● **TASK**
Wherever a line below holds the word "политология", copy that line.
<<<<
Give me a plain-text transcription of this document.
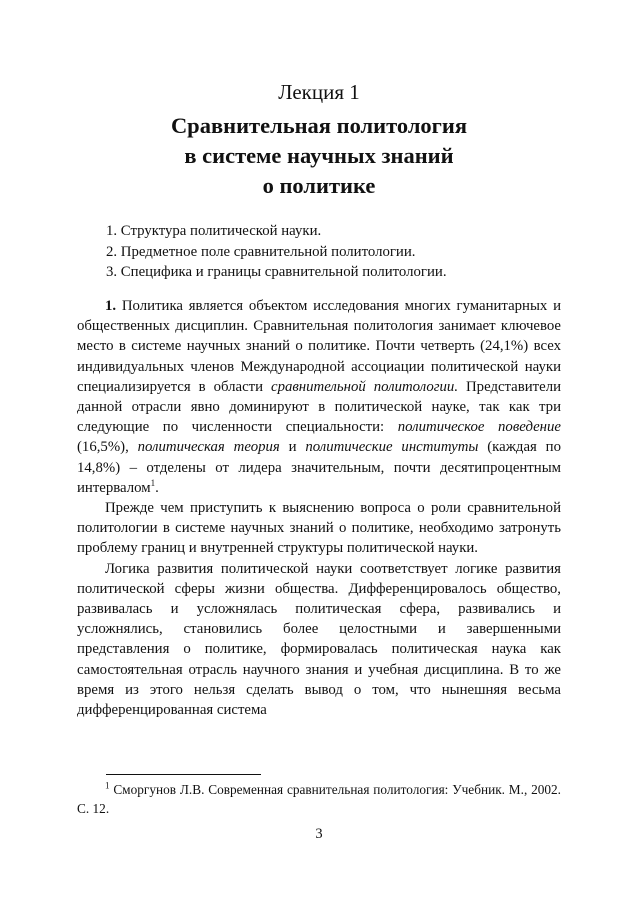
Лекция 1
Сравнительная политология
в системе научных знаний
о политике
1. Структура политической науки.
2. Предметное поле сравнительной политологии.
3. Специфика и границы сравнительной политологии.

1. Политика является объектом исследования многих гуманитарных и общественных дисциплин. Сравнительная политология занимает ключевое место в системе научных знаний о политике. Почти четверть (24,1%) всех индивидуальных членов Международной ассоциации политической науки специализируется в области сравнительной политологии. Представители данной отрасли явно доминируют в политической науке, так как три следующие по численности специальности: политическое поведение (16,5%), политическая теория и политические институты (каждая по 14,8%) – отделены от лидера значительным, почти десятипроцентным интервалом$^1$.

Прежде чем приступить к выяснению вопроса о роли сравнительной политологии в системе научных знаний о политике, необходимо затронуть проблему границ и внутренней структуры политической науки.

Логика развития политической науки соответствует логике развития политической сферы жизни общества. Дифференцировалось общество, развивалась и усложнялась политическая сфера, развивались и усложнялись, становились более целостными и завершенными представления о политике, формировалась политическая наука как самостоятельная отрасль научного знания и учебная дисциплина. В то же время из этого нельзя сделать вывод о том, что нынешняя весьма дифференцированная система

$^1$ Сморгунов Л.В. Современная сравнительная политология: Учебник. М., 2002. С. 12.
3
>>>>
<<<<
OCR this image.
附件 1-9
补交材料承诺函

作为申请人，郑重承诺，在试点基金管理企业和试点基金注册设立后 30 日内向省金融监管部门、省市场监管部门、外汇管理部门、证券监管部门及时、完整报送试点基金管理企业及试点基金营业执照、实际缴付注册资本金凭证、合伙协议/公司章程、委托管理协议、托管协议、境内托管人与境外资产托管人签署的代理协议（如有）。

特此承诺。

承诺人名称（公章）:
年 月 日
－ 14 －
>>>>
● **THE OUTPUT**
Сравнительная политология
1. Политика является объектом исследования многих гуманитарных и общественных дисциплин. Сравнительная политология занимает ключевое место в системе научных знаний о политике. Почти четверть (24,1%) всех индивидуальных членов Международной ассоциации политической науки специализируется в области сравнительной политологии. Представители данной отрасли явно доминируют в политической науке, так как три следующие по численности специальности: политическое поведение (16,5%), политическая теория и политические институты (каждая по 14,8%) – отделены от лидера значительным, почти десятипроцентным интервалом$^1$.
$^1$ Сморгунов Л.В. Современная сравнительная политология: Учебник. М., 2002. С. 12.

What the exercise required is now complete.